Short task — Reproduce each of the following rows verbatim, with no changes.

Records provided —

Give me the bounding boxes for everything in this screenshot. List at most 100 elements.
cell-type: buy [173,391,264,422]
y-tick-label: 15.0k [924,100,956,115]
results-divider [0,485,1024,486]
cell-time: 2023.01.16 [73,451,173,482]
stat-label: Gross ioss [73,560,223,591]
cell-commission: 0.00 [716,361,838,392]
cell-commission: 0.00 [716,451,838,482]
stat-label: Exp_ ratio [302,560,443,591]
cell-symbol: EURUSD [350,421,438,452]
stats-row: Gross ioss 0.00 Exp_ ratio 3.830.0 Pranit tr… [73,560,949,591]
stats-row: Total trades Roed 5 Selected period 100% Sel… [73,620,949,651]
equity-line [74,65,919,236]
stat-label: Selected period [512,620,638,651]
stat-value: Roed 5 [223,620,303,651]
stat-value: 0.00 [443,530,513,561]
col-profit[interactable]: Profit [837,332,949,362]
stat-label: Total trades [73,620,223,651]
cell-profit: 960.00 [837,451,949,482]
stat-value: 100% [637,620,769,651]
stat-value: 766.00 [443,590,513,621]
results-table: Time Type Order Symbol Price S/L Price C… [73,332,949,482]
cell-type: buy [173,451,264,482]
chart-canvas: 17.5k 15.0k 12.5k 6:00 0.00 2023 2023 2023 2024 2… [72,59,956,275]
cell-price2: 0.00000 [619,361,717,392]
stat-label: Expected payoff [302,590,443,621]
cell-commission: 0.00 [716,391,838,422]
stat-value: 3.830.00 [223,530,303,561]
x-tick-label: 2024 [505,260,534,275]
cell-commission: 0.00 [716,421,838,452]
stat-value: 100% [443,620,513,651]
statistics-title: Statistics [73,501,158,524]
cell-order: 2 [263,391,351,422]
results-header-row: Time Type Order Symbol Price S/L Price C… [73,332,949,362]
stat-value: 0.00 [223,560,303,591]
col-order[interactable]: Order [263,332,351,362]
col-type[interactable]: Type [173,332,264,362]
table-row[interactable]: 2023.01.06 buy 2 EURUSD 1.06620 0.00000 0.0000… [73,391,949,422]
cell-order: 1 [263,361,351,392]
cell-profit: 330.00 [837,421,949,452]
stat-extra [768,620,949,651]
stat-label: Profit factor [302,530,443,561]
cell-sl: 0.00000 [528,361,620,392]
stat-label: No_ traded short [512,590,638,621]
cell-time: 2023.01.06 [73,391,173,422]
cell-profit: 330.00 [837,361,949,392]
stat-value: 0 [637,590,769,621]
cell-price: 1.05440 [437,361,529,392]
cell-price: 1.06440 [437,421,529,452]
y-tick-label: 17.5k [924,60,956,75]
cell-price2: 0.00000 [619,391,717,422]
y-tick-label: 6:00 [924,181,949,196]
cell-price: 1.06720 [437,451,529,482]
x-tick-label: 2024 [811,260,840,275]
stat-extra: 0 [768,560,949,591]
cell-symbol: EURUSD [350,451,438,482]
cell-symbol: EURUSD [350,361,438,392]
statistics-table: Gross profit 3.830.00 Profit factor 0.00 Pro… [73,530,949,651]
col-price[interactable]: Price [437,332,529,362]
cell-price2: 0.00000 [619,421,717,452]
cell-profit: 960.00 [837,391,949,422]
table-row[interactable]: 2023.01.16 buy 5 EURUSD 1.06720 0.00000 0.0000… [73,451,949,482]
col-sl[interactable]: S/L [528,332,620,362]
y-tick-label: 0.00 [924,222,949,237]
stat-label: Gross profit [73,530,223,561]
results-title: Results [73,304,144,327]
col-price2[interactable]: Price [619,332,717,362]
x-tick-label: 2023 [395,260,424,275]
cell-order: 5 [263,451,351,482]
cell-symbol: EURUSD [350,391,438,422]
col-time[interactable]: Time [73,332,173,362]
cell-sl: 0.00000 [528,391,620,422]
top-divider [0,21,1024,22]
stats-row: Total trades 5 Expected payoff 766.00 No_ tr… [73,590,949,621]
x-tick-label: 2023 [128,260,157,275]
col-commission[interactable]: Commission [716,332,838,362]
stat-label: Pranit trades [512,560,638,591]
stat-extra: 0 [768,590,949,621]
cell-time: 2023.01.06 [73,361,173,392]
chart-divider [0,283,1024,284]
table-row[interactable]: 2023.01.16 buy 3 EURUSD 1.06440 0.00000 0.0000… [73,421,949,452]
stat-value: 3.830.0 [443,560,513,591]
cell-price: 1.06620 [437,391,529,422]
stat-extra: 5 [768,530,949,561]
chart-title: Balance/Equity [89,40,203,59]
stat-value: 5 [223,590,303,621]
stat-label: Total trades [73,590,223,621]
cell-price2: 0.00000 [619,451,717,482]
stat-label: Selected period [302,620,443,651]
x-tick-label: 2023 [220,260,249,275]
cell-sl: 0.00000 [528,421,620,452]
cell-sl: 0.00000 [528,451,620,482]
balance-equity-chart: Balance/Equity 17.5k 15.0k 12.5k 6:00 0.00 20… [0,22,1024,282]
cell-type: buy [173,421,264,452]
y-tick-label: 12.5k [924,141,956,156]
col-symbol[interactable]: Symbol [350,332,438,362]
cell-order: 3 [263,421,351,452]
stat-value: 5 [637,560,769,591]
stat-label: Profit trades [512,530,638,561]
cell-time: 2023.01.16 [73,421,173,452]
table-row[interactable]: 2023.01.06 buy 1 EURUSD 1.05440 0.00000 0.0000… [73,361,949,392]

The output —
Give me the bounding boxes for everything in this screenshot. List at most 100 elements.
cell-type: buy [173,391,264,422]
y-tick-label: 15.0k [924,100,956,115]
results-divider [0,485,1024,486]
cell-time: 2023.01.16 [73,451,173,482]
stat-label: Gross ioss [73,560,223,591]
cell-commission: 0.00 [716,361,838,392]
cell-commission: 0.00 [716,451,838,482]
stat-label: Exp_ ratio [302,560,443,591]
cell-symbol: EURUSD [350,421,438,452]
stats-row: Gross ioss 0.00 Exp_ ratio 3.830.0 Pranit tr… [73,560,949,591]
stats-row: Total trades Roed 5 Selected period 100% Sel… [73,620,949,651]
equity-line [74,65,919,236]
stat-label: Selected period [512,620,638,651]
stat-value: Roed 5 [223,620,303,651]
stat-value: 0.00 [443,530,513,561]
col-profit[interactable]: Profit [837,332,949,362]
stat-label: Total trades [73,620,223,651]
cell-profit: 960.00 [837,451,949,482]
stat-value: 100% [637,620,769,651]
stat-value: 766.00 [443,590,513,621]
results-table: Time Type Order Symbol Price S/L Price C… [73,332,949,482]
cell-type: buy [173,451,264,482]
chart-canvas: 17.5k 15.0k 12.5k 6:00 0.00 2023 2023 2023 2024 2… [72,59,956,275]
cell-price2: 0.00000 [619,361,717,392]
stat-label: Expected payoff [302,590,443,621]
cell-commission: 0.00 [716,391,838,422]
stat-value: 3.830.00 [223,530,303,561]
x-tick-label: 2024 [505,260,534,275]
cell-commission: 0.00 [716,421,838,452]
stat-value: 100% [443,620,513,651]
statistics-title: Statistics [73,501,158,524]
cell-order: 2 [263,391,351,422]
results-header-row: Time Type Order Symbol Price S/L Price C… [73,332,949,362]
stat-value: 0.00 [223,560,303,591]
col-order[interactable]: Order [263,332,351,362]
col-type[interactable]: Type [173,332,264,362]
table-row[interactable]: 2023.01.06 buy 2 EURUSD 1.06620 0.00000 0.0000… [73,391,949,422]
cell-order: 1 [263,361,351,392]
cell-profit: 330.00 [837,421,949,452]
stat-extra [768,620,949,651]
stat-label: Profit factor [302,530,443,561]
cell-sl: 0.00000 [528,361,620,392]
stat-label: No_ traded short [512,590,638,621]
cell-time: 2023.01.06 [73,391,173,422]
cell-profit: 330.00 [837,361,949,392]
stat-value: 0 [637,590,769,621]
cell-price: 1.05440 [437,361,529,392]
cell-price: 1.06440 [437,421,529,452]
y-tick-label: 17.5k [924,60,956,75]
cell-price2: 0.00000 [619,391,717,422]
y-tick-label: 6:00 [924,181,949,196]
cell-price: 1.06720 [437,451,529,482]
x-tick-label: 2024 [811,260,840,275]
stat-extra: 0 [768,560,949,591]
cell-symbol: EURUSD [350,451,438,482]
cell-symbol: EURUSD [350,361,438,392]
statistics-table: Gross profit 3.830.00 Profit factor 0.00 Pro… [73,530,949,651]
col-price[interactable]: Price [437,332,529,362]
cell-price2: 0.00000 [619,421,717,452]
cell-profit: 960.00 [837,391,949,422]
table-row[interactable]: 2023.01.16 buy 5 EURUSD 1.06720 0.00000 0.0000… [73,451,949,482]
col-sl[interactable]: S/L [528,332,620,362]
y-tick-label: 0.00 [924,222,949,237]
stat-label: Gross profit [73,530,223,561]
results-title: Results [73,304,144,327]
col-price2[interactable]: Price [619,332,717,362]
x-tick-label: 2023 [395,260,424,275]
cell-order: 5 [263,451,351,482]
cell-symbol: EURUSD [350,391,438,422]
col-time[interactable]: Time [73,332,173,362]
cell-sl: 0.00000 [528,391,620,422]
top-divider [0,21,1024,22]
stats-row: Total trades 5 Expected payoff 766.00 No_ tr… [73,590,949,621]
x-tick-label: 2023 [128,260,157,275]
col-commission[interactable]: Commission [716,332,838,362]
stat-label: Pranit trades [512,560,638,591]
stat-extra: 0 [768,590,949,621]
cell-time: 2023.01.06 [73,361,173,392]
chart-divider [0,283,1024,284]
table-row[interactable]: 2023.01.16 buy 3 EURUSD 1.06440 0.00000 0.0000… [73,421,949,452]
stat-value: 3.830.0 [443,560,513,591]
cell-price: 1.06620 [437,391,529,422]
stat-extra: 5 [768,530,949,561]
chart-title: Balance/Equity [89,40,203,59]
stat-value: 5 [223,590,303,621]
stat-label: Total trades [73,590,223,621]
cell-price2: 0.00000 [619,451,717,482]
stat-label: Selected period [302,620,443,651]
x-tick-label: 2023 [220,260,249,275]
cell-sl: 0.00000 [528,421,620,452]
cell-sl: 0.00000 [528,451,620,482]
balance-equity-chart: Balance/Equity 17.5k 15.0k 12.5k 6:00 0.00 20… [0,22,1024,282]
cell-type: buy [173,421,264,452]
y-tick-label: 12.5k [924,141,956,156]
col-symbol[interactable]: Symbol [350,332,438,362]
cell-order: 3 [263,421,351,452]
stat-value: 5 [637,560,769,591]
stat-label: Profit trades [512,530,638,561]
cell-time: 2023.01.16 [73,421,173,452]
table-row[interactable]: 2023.01.06 buy 1 EURUSD 1.05440 0.00000 0.0000… [73,361,949,392]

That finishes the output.